▶ _THE EXERCISE_:
Tally the lines that include the word "from" and reply with nothing but the total.

▶ _RECORDS FOR THIS EXERCISE_:
----
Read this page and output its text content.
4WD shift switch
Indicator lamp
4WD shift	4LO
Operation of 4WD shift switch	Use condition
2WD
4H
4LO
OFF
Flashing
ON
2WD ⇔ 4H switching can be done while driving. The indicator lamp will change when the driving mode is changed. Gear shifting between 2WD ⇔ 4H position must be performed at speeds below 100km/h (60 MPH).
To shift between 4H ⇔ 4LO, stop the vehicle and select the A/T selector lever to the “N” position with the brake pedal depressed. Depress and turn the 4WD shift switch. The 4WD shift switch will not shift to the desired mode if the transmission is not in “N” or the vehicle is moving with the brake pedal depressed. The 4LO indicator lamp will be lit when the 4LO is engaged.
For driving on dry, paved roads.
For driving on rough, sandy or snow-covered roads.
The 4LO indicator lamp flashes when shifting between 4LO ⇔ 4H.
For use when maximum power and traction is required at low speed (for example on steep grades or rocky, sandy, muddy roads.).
----
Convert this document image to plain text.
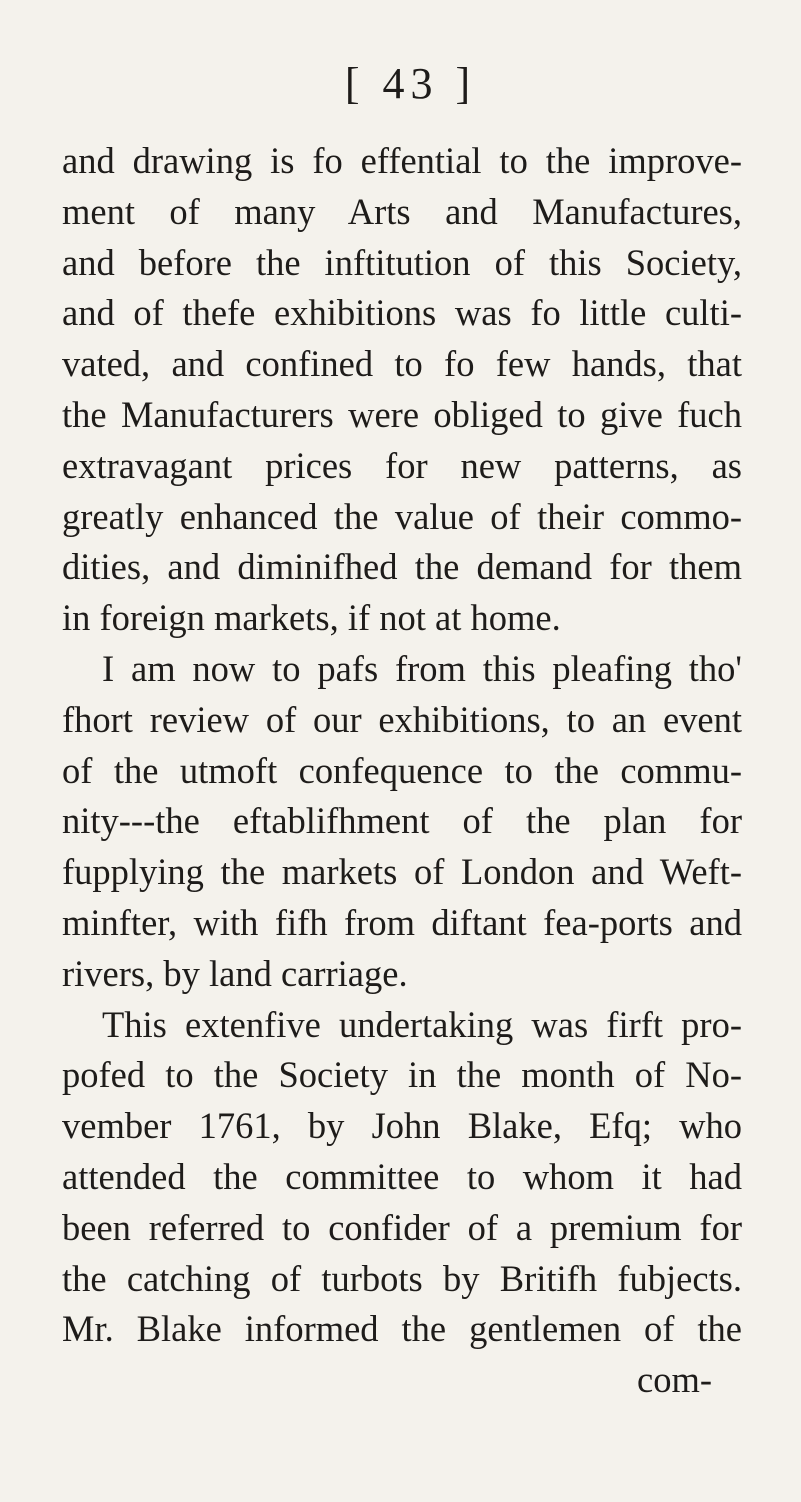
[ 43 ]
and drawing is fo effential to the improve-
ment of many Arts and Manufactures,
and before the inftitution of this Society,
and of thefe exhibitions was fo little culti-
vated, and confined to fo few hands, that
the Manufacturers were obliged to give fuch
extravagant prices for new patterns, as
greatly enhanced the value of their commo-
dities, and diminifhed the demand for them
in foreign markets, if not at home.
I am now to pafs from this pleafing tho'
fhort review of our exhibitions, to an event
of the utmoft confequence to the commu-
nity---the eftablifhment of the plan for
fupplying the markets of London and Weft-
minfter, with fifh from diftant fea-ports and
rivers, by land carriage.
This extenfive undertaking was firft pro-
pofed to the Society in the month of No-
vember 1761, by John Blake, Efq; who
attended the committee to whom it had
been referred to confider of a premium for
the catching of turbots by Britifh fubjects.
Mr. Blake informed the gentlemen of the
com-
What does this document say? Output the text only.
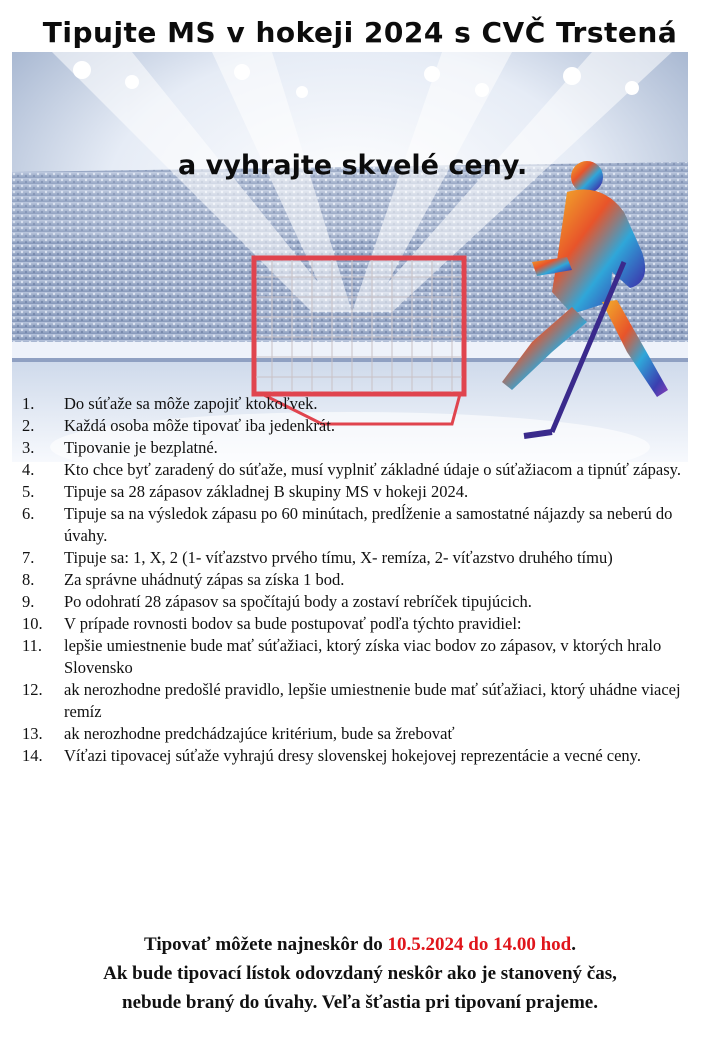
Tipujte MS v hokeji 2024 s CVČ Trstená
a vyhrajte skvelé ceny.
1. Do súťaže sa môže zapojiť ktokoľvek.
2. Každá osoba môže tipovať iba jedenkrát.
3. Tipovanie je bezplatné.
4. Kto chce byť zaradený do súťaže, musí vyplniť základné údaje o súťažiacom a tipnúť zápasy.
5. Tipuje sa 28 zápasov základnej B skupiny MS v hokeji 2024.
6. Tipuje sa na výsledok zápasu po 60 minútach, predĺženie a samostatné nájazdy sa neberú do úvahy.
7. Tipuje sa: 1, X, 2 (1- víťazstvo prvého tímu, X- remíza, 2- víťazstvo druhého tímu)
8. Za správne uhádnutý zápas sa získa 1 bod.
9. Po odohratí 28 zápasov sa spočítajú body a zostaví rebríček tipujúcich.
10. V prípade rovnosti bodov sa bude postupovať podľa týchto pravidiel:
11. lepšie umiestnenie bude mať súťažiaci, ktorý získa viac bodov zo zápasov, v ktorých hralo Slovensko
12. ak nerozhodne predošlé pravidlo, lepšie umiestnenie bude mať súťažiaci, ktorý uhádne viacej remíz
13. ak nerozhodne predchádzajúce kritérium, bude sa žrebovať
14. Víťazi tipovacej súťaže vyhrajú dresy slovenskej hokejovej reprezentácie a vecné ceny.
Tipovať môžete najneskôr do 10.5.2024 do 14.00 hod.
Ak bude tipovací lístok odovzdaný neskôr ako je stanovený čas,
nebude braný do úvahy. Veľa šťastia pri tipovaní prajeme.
----
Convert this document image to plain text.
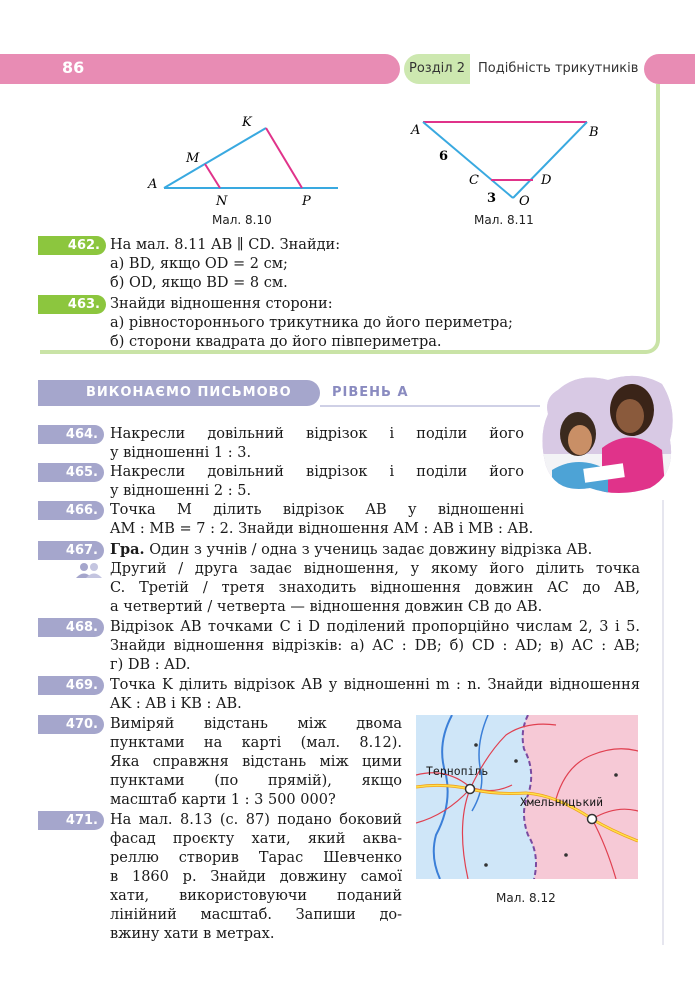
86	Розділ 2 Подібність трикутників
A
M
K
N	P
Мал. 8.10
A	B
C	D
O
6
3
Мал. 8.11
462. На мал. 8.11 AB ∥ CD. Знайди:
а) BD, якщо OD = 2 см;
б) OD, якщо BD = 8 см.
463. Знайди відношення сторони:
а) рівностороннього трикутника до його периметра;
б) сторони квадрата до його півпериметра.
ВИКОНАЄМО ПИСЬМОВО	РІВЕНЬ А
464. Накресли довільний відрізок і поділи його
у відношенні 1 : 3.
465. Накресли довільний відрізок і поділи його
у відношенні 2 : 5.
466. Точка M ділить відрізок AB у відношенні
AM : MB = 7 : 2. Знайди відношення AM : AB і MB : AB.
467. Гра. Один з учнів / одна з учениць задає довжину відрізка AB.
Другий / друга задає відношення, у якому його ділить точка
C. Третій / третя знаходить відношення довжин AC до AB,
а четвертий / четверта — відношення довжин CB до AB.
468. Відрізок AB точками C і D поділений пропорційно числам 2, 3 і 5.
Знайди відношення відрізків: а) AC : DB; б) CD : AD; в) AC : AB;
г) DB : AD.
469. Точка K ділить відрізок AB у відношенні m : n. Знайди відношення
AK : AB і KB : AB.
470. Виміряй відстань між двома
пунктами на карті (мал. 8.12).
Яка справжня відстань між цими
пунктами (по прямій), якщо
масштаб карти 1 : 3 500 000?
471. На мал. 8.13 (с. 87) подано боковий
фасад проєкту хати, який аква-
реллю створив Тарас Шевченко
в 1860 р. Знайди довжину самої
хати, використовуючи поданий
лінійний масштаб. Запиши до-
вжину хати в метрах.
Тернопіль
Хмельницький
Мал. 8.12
----
▶ _SOLVED PROBLEM_:
2